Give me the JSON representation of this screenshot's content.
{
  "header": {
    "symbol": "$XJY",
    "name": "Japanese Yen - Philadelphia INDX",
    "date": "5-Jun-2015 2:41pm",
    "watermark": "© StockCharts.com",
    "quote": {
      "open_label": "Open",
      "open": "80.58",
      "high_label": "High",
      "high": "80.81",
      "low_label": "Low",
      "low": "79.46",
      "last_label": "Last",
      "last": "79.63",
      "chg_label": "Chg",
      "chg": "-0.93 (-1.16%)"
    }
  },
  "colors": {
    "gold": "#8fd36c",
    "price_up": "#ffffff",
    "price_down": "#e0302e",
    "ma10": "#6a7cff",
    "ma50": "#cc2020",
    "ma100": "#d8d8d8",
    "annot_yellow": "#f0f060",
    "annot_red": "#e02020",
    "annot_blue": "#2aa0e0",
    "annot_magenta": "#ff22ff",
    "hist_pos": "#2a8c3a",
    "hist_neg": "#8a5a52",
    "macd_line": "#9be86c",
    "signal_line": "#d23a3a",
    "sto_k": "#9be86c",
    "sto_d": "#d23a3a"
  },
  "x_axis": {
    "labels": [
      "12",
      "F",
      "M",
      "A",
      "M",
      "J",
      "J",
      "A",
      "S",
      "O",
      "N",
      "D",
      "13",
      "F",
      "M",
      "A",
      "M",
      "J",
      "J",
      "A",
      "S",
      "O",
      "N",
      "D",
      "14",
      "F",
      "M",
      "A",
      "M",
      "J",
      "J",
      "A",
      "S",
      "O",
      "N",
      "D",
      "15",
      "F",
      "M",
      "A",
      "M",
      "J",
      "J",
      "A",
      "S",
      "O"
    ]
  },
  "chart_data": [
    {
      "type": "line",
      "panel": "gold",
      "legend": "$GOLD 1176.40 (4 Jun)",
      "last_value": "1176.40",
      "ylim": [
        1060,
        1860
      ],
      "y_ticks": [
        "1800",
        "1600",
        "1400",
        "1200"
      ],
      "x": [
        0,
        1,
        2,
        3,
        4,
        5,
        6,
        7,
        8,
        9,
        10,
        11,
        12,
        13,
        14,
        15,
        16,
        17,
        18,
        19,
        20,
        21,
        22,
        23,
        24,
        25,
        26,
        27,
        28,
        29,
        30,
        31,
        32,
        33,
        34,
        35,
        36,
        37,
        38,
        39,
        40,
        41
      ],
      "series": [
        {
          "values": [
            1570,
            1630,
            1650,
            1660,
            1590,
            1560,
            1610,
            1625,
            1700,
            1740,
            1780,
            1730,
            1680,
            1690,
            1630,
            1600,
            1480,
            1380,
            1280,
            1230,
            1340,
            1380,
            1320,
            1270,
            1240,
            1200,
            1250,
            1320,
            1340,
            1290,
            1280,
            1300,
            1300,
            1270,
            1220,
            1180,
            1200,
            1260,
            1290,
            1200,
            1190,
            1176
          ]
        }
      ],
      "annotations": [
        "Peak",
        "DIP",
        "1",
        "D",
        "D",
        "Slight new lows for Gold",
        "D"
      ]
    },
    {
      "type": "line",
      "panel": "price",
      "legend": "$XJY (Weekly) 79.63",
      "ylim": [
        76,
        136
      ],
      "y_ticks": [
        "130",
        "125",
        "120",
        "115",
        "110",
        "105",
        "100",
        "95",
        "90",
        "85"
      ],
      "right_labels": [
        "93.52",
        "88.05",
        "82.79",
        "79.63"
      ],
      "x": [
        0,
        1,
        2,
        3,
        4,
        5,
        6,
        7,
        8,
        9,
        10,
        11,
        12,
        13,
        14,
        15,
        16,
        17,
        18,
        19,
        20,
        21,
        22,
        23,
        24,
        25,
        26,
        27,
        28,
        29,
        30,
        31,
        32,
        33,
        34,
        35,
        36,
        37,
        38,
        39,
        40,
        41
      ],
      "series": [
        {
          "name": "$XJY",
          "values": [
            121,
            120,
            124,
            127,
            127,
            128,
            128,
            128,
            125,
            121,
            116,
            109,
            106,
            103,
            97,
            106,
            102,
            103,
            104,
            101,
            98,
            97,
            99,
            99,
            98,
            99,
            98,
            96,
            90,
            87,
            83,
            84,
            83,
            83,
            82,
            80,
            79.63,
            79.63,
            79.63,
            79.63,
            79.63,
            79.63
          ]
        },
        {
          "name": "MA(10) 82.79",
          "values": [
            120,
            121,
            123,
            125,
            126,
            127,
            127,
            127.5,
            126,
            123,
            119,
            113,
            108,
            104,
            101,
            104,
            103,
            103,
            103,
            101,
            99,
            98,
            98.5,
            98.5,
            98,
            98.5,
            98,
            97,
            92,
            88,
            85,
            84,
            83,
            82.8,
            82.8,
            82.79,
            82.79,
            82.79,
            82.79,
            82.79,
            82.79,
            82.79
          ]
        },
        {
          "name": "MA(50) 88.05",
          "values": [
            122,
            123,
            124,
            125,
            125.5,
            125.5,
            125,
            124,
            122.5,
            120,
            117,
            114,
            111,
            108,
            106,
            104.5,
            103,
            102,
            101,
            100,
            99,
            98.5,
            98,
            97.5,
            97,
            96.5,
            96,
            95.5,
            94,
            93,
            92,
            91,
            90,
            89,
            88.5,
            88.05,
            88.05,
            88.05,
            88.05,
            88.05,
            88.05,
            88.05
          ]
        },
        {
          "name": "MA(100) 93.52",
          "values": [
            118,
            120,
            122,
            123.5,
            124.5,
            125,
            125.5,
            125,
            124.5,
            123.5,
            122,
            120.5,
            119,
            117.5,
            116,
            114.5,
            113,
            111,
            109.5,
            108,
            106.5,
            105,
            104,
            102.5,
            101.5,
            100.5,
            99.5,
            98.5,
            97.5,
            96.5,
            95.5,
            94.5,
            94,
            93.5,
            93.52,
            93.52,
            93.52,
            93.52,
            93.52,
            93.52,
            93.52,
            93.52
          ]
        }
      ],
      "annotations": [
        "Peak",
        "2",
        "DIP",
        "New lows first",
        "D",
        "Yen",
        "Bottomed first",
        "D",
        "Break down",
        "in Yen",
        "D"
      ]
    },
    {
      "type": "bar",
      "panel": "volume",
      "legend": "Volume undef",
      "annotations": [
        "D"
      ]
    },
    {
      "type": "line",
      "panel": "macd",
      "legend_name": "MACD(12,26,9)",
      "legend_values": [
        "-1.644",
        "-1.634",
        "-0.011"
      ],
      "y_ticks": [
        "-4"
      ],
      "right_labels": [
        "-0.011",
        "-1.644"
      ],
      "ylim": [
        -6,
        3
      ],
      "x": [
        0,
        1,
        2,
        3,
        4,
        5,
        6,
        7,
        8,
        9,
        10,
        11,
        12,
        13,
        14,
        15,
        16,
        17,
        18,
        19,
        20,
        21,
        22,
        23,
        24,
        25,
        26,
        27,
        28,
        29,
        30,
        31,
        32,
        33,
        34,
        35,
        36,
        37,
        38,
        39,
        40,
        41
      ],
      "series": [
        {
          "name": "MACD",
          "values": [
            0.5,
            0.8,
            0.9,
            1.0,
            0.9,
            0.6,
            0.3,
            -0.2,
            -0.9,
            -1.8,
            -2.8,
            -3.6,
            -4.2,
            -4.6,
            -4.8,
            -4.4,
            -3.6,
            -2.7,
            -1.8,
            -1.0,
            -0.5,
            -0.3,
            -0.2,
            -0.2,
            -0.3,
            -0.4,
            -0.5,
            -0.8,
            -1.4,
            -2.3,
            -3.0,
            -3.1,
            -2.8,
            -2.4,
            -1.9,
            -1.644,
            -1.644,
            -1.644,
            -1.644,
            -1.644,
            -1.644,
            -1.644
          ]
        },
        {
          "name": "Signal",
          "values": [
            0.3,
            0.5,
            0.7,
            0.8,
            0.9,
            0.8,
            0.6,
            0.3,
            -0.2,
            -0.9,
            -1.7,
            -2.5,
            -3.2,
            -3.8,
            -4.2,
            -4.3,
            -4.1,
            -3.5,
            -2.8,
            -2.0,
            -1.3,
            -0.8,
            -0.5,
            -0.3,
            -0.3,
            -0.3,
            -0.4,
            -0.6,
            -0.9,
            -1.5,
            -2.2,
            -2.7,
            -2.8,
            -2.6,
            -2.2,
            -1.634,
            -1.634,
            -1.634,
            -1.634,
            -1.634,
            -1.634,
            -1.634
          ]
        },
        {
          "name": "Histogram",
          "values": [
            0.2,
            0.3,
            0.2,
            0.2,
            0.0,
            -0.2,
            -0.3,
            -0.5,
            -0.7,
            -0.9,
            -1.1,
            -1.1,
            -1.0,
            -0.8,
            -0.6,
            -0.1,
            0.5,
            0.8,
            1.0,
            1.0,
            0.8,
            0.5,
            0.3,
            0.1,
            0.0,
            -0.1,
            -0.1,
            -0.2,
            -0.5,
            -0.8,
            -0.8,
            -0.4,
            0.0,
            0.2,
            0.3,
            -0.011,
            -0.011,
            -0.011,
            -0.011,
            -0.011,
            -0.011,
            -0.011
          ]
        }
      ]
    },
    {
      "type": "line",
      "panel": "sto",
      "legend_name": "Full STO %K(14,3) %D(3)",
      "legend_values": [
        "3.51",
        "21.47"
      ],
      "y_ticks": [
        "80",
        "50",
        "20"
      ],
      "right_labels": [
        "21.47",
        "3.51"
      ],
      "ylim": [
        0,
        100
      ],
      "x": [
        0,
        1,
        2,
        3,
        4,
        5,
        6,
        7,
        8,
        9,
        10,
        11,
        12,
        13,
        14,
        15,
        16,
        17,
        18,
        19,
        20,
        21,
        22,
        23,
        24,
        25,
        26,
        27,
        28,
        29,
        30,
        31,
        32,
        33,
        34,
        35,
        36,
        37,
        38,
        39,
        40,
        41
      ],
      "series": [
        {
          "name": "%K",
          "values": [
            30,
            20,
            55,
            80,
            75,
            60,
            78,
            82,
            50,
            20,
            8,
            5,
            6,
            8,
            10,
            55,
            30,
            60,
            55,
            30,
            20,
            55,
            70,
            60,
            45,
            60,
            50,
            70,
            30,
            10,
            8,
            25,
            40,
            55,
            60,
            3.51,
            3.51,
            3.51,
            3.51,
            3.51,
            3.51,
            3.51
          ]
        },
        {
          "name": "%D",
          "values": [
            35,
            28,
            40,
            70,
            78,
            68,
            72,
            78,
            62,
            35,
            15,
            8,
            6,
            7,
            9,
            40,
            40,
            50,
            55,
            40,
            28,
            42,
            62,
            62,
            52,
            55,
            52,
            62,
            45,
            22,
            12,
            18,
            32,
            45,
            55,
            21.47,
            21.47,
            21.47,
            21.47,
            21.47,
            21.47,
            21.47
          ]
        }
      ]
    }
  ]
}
********************
__TASK DETAILS__. Collect each line holding the string "lows".

__REPLY__.
        "Slight new lows for Gold",
        "New lows first",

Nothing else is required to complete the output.